- Given request
Your task is to output the listing word for word, with pictures excluded.

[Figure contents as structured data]
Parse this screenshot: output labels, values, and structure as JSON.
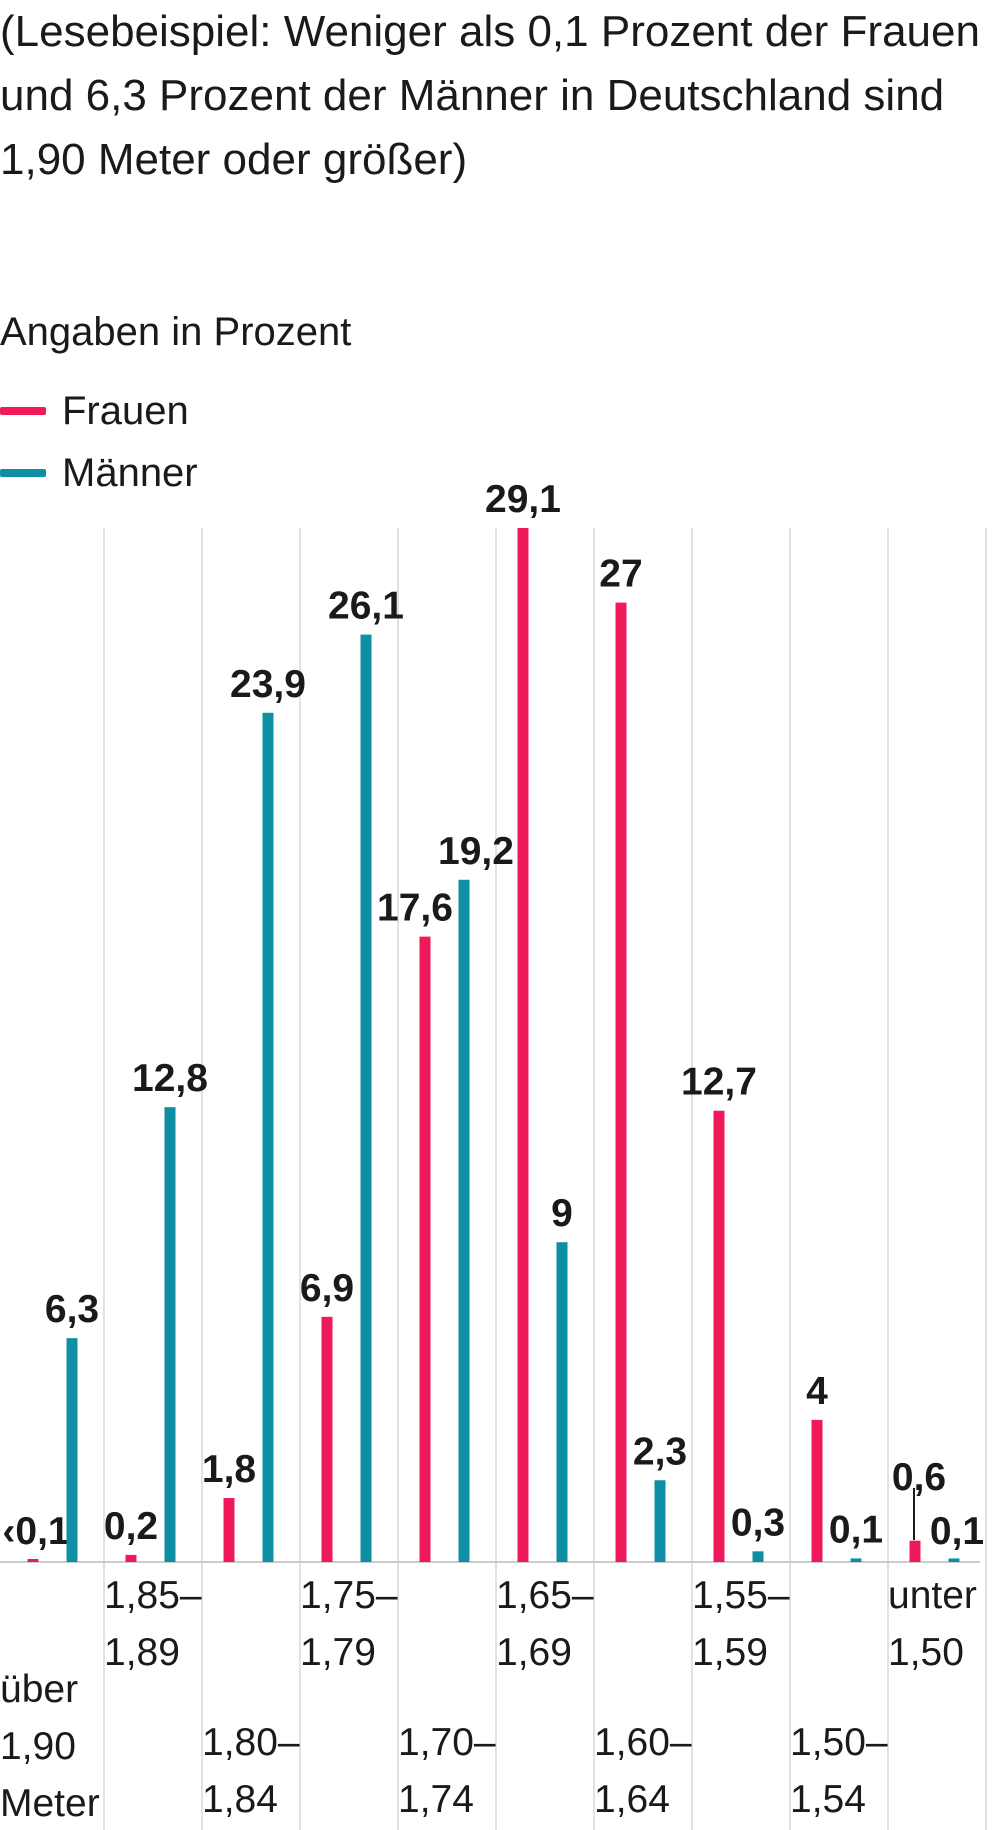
{
  "note": "(Lesebeispiel: Weniger als 0,1 Prozent der Frauen und 6,3 Prozent der Männer in Deutschland sind 1,90 Meter oder größer)",
  "unit_label": "Angaben in Prozent",
  "colors": {
    "frauen": "#f0195a",
    "maenner": "#0f8fa3",
    "grid": "#d9d9d9",
    "baseline": "#cccccc"
  },
  "chart_data": {
    "type": "bar",
    "legend_position": "top-left",
    "grid": true,
    "ylim": [
      0,
      29.1
    ],
    "categories": [
      [
        "über",
        "1,90",
        "Meter"
      ],
      [
        "1,85–",
        "1,89"
      ],
      [
        "1,80–",
        "1,84"
      ],
      [
        "1,75–",
        "1,79"
      ],
      [
        "1,70–",
        "1,74"
      ],
      [
        "1,65–",
        "1,69"
      ],
      [
        "1,60–",
        "1,64"
      ],
      [
        "1,55–",
        "1,59"
      ],
      [
        "1,50–",
        "1,54"
      ],
      [
        "unter",
        "1,50"
      ]
    ],
    "series": [
      {
        "name": "Frauen",
        "values": [
          0.05,
          0.2,
          1.8,
          6.9,
          17.6,
          29.1,
          27,
          12.7,
          4,
          0.6
        ],
        "labels": [
          "‹0,1",
          "0,2",
          "1,8",
          "6,9",
          "17,6",
          "29,1",
          "27",
          "12,7",
          "4",
          "0,6"
        ]
      },
      {
        "name": "Männer",
        "values": [
          6.3,
          12.8,
          23.9,
          26.1,
          19.2,
          9,
          2.3,
          0.3,
          0.1,
          0.1
        ],
        "labels": [
          "6,3",
          "12,8",
          "23,9",
          "26,1",
          "19,2",
          "9",
          "2,3",
          "0,3",
          "0,1",
          "0,1"
        ]
      }
    ]
  }
}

- Response
Parse this screenshot: output labels, values, and structure as JSON.
{
  "note": "(Lesebeispiel: Weniger als 0,1 Prozent der Frauen und 6,3 Prozent der Männer in Deutschland sind 1,90 Meter oder größer)",
  "unit_label": "Angaben in Prozent",
  "colors": {
    "frauen": "#f0195a",
    "maenner": "#0f8fa3",
    "grid": "#d9d9d9",
    "baseline": "#cccccc"
  },
  "chart_data": {
    "type": "bar",
    "legend_position": "top-left",
    "grid": true,
    "ylim": [
      0,
      29.1
    ],
    "categories": [
      [
        "über",
        "1,90",
        "Meter"
      ],
      [
        "1,85–",
        "1,89"
      ],
      [
        "1,80–",
        "1,84"
      ],
      [
        "1,75–",
        "1,79"
      ],
      [
        "1,70–",
        "1,74"
      ],
      [
        "1,65–",
        "1,69"
      ],
      [
        "1,60–",
        "1,64"
      ],
      [
        "1,55–",
        "1,59"
      ],
      [
        "1,50–",
        "1,54"
      ],
      [
        "unter",
        "1,50"
      ]
    ],
    "series": [
      {
        "name": "Frauen",
        "values": [
          0.05,
          0.2,
          1.8,
          6.9,
          17.6,
          29.1,
          27,
          12.7,
          4,
          0.6
        ],
        "labels": [
          "‹0,1",
          "0,2",
          "1,8",
          "6,9",
          "17,6",
          "29,1",
          "27",
          "12,7",
          "4",
          "0,6"
        ]
      },
      {
        "name": "Männer",
        "values": [
          6.3,
          12.8,
          23.9,
          26.1,
          19.2,
          9,
          2.3,
          0.3,
          0.1,
          0.1
        ],
        "labels": [
          "6,3",
          "12,8",
          "23,9",
          "26,1",
          "19,2",
          "9",
          "2,3",
          "0,3",
          "0,1",
          "0,1"
        ]
      }
    ]
  }
}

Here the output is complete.